§ **Excerpt to read**
----------
My mac serves two purposes. I run Adobe Lightroom and Photoshop with a local catalog and my raw images on an external drive. The machine get's crazy hot with photoshop pushing the CPU and graphics card, so heat is an issue. Lightroom doesn't seem to hit the HDD unless I happen to browse some images I haven't touched in a long time.

I also do a fair amount of programming. This activity does not load the system or hit the HDD, but I would like to be able to go unplugged a bit longer.

My guess is that the HDD is filled with music, movies and docs I don't touch much.

Would I gain back much battery life or lose much heat going with a slower drive in the Fusion setup or is the gain small enough to not be worth the effort?

For those interested, this is the mid-2009 with the wimpy SATA controller that refused to play nice with some SSDs. Intel 520 was running at 1.5 Gigabit, but a Samsung 840 Pro seems to be working just fine at 3.0 Gigabit. HDD is a WDC WD7500BPKT-60PK4T0 and it has always worked but seemed a little power hungry when compared to the stock drive. SSD is in the original drive location and HDD is a MCE adapter.

MacRumors was a great resource when sorting out the SSD challenge, so I thought worth posting a working configuration with the hope that it would help somebody else.
 
As Intell stated, a modern 7200rpm drive will not be much of a difference. Yes, there will be extra consumption and heat. But as far as impacting effects, none that should be a concern.
----------
§ **Request A**
Answer these three questions using the Mac drive discussion above:
(i) Which two applications does the owner run with a local catalog?
(ii) At what speed does the Samsung 840 Pro appear to be working?
(iii) Where is the SSD installed?
§ **Request B**
Write the next part of the Mac drive discussion, picking up after its final reply.

§ **Element and box listings**
----------
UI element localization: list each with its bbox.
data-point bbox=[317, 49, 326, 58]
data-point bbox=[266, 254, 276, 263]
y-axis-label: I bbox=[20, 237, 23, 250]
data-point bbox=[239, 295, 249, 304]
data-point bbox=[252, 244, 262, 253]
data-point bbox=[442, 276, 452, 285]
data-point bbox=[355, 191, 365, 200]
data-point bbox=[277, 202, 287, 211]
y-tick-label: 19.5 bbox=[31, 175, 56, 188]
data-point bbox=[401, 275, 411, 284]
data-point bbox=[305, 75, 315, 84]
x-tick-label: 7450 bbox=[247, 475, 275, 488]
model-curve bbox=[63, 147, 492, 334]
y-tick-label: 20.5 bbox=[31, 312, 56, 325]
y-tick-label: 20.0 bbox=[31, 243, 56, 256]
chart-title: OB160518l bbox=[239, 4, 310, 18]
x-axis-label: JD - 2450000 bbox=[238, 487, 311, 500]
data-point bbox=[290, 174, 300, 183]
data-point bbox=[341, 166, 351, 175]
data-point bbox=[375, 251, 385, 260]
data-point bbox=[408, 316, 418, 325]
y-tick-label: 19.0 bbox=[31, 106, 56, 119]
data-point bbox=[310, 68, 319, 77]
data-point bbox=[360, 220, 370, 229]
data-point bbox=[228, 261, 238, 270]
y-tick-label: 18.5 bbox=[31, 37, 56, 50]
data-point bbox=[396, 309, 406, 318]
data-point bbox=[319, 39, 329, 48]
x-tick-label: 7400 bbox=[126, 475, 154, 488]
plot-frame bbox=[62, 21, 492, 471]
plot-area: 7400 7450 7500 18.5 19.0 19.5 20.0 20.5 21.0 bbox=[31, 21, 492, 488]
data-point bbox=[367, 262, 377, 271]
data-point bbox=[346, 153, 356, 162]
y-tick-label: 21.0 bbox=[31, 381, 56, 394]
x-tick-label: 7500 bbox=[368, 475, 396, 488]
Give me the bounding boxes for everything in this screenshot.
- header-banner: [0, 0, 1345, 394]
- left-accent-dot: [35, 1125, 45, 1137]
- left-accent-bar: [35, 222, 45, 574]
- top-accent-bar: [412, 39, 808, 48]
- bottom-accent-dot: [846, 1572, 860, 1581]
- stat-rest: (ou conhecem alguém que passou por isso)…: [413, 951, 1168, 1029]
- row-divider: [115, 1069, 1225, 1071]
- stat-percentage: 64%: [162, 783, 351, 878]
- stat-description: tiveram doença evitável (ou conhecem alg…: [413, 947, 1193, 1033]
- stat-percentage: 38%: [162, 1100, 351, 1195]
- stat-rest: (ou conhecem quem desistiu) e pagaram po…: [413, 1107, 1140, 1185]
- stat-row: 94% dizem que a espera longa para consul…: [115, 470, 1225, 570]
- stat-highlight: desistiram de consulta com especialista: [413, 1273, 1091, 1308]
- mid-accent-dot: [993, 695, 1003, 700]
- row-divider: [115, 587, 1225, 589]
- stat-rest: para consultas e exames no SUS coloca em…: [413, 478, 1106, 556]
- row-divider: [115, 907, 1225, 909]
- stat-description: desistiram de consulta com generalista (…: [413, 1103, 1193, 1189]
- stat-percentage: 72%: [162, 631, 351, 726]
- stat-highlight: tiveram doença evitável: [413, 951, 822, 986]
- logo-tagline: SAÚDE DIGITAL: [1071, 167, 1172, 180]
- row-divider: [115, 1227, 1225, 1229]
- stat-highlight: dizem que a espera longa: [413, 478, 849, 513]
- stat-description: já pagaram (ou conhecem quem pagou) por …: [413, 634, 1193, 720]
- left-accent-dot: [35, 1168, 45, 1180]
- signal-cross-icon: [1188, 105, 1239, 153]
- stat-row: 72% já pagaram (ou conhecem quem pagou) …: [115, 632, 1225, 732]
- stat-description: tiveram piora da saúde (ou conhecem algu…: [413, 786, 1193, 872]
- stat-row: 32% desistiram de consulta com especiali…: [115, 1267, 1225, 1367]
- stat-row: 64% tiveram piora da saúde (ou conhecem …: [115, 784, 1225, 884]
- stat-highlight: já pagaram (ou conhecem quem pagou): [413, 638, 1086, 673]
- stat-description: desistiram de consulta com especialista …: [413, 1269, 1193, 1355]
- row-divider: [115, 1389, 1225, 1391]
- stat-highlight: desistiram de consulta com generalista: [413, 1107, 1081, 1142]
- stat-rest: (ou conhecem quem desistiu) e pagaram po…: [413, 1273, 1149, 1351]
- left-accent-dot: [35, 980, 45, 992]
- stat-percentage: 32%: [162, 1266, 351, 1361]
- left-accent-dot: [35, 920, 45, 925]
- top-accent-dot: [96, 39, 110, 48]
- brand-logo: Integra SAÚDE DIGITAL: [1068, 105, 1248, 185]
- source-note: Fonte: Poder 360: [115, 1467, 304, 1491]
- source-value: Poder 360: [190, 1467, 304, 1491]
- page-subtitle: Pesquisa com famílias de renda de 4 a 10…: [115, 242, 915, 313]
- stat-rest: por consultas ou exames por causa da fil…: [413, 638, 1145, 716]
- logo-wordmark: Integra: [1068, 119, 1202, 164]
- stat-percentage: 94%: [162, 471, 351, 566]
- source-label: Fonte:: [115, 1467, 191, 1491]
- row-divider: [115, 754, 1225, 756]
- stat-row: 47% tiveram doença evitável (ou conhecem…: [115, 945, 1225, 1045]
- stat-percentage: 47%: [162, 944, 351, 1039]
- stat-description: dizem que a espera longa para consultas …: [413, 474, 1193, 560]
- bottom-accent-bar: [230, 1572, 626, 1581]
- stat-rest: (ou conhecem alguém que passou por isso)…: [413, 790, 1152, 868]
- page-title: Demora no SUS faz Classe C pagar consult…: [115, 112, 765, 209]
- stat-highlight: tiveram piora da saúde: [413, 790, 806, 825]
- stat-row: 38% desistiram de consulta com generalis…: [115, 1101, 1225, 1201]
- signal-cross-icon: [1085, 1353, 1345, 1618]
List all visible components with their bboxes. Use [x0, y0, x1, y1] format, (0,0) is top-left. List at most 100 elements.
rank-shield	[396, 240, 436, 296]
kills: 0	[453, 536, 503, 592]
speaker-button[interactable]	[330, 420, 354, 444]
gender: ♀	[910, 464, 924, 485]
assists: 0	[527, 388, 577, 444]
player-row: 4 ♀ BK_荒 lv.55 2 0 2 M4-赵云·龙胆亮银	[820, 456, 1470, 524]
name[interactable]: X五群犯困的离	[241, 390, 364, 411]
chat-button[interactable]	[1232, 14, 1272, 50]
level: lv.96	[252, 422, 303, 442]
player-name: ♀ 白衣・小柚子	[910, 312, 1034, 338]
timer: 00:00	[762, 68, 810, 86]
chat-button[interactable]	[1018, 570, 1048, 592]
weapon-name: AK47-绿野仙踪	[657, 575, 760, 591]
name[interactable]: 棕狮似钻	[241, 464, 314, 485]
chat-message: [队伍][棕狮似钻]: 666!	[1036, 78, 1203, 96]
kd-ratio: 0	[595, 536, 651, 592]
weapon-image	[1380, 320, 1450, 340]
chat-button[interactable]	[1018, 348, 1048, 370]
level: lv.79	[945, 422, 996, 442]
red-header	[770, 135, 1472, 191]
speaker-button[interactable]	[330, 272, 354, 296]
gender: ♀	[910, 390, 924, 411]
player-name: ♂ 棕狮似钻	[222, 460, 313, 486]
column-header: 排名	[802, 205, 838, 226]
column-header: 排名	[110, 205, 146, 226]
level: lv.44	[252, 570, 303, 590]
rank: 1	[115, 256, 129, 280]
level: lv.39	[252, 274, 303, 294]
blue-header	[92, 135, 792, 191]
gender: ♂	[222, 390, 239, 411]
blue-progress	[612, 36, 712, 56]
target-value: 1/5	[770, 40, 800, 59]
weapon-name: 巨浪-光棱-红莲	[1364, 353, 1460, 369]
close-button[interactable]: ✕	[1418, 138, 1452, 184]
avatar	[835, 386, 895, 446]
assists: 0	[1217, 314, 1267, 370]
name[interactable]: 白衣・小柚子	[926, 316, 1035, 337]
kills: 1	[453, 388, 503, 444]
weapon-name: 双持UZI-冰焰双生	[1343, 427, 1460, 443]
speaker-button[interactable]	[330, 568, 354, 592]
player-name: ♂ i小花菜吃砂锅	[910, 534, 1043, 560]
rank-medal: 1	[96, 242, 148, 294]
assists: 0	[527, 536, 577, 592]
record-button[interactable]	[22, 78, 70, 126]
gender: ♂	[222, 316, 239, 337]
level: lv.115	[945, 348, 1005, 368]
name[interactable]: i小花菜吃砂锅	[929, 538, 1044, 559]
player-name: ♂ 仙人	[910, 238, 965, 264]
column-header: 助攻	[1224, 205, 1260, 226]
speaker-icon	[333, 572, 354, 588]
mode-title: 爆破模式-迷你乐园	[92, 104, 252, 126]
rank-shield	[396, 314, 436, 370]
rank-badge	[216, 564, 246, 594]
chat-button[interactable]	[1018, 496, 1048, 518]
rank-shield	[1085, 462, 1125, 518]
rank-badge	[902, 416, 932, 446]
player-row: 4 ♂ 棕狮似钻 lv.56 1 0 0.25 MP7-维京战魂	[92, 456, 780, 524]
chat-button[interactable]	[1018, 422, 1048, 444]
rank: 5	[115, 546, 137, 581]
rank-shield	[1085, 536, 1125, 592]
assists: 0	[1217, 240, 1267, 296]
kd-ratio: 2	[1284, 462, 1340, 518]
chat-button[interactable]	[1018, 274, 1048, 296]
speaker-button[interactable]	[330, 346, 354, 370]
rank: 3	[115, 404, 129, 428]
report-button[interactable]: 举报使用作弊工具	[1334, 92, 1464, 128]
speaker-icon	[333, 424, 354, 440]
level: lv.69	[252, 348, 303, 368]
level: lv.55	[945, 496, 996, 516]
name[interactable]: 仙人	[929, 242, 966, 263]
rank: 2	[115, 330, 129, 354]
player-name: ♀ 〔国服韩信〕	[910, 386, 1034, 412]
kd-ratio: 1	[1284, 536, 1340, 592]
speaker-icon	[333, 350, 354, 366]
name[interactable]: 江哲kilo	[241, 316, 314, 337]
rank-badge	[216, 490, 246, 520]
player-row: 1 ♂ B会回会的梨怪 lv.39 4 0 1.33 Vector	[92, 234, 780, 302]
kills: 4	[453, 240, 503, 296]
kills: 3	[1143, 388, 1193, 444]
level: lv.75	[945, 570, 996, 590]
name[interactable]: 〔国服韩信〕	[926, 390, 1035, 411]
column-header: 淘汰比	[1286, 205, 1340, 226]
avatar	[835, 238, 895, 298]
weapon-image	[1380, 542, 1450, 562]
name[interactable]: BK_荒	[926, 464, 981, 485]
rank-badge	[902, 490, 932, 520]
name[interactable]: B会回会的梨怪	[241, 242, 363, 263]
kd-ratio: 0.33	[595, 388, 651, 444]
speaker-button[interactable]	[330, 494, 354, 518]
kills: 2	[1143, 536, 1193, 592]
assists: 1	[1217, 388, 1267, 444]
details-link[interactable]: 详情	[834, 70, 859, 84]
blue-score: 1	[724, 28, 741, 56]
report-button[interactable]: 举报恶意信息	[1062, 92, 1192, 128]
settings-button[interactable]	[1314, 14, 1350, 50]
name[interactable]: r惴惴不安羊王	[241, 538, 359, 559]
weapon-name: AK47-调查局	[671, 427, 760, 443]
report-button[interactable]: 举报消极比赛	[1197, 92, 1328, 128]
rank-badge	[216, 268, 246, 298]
----------
§ **Response A**
(i) Adobe Lightroom and Photoshop
(ii) 3.0 Gigabit
(iii) In the original drive location

§ **Response B**
 
In my case the comparison would be specific to the previous generation WD Black 750GB vs the current WD Blue 1TB.

Black - Blue
Latency 4.2 - 5.5
Transfer 160MB/s - 144 MB/s
R/W 1.75W vs 1.4W
Idle .8W - .59W
Standby .2W - .18W

What do these number mean in the real world, I think the consensus is the difference in power usage will have minimal impact, but the difference in performance is significant. Somebody asked though, so here it is.
 
In my case the comparison would be specific to the previous generation WD Black 750GB vs the current WD Blue 1TB.

Black - Blue
Latency 4.2 - 5.5
Transfer 160MB/s - 144 MB/s
R/W 1.75W vs 1.4W
Idle .8W - .59W
Standby .2W - .18W

What do these number mean in the real world, I think the consensus is the difference in power usage will have minimal impact, but the difference in performance is significant. Somebody asked though, so here it is.

Nothing, unless your "real world" is creating benchmark data.